**WRITTEN EXERCISE:**
Leave out the pictures and reproduce all of the data exactly.

**DATA:**
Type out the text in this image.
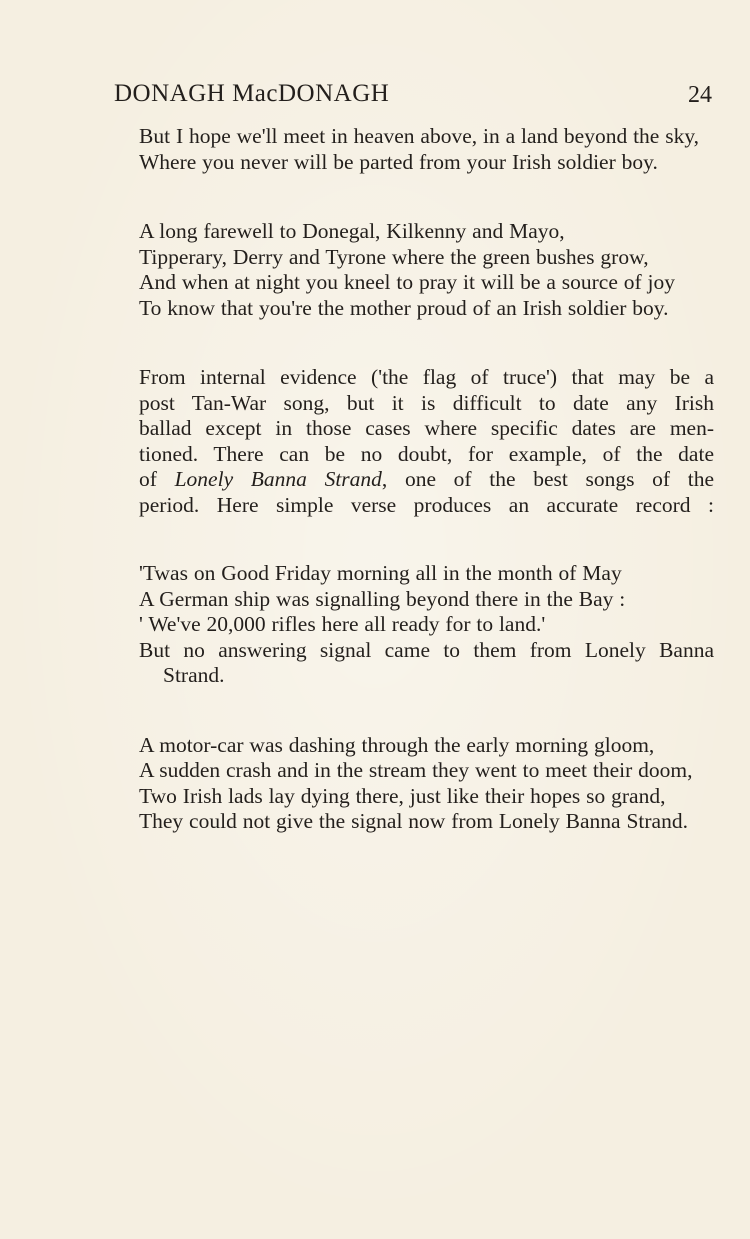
DONAGH MacDONAGH	24
But I hope we'll meet in heaven above, in a land beyond the sky,
Where you never will be parted from your Irish soldier boy.
A long farewell to Donegal, Kilkenny and Mayo,
Tipperary, Derry and Tyrone where the green bushes grow,
And when at night you kneel to pray it will be a source of joy
To know that you're the mother proud of an Irish soldier boy.
From internal evidence ('the flag of truce') that may be a
post Tan-War song, but it is difficult to date any Irish
ballad except in those cases where specific dates are men-
tioned. There can be no doubt, for example, of the date
of Lonely Banna Strand, one of the best songs of the
period. Here simple verse produces an accurate record :
'Twas on Good Friday morning all in the month of May
A German ship was signalling beyond there in the Bay :
' We've 20,000 rifles here all ready for to land.'
But no answering signal came to them from Lonely Banna Strand.
A motor-car was dashing through the early morning gloom,
A sudden crash and in the stream they went to meet their doom,
Two Irish lads lay dying there, just like their hopes so grand,
They could not give the signal now from Lonely Banna Strand.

**PROBLEM SOLUTION:**
Type out the text in this image.
DONAGH MacDONAGH	24
But I hope we'll meet in heaven above, in a land beyond the sky,
Where you never will be parted from your Irish soldier boy.
A long farewell to Donegal, Kilkenny and Mayo,
Tipperary, Derry and Tyrone where the green bushes grow,
And when at night you kneel to pray it will be a source of joy
To know that you're the mother proud of an Irish soldier boy.
From internal evidence ('the flag of truce') that may be a
post Tan-War song, but it is difficult to date any Irish
ballad except in those cases where specific dates are men-
tioned. There can be no doubt, for example, of the date
of Lonely Banna Strand, one of the best songs of the
period. Here simple verse produces an accurate record :
'Twas on Good Friday morning all in the month of May
A German ship was signalling beyond there in the Bay :
' We've 20,000 rifles here all ready for to land.'
But no answering signal came to them from Lonely Banna Strand.
A motor-car was dashing through the early morning gloom,
A sudden crash and in the stream they went to meet their doom,
Two Irish lads lay dying there, just like their hopes so grand,
They could not give the signal now from Lonely Banna Strand.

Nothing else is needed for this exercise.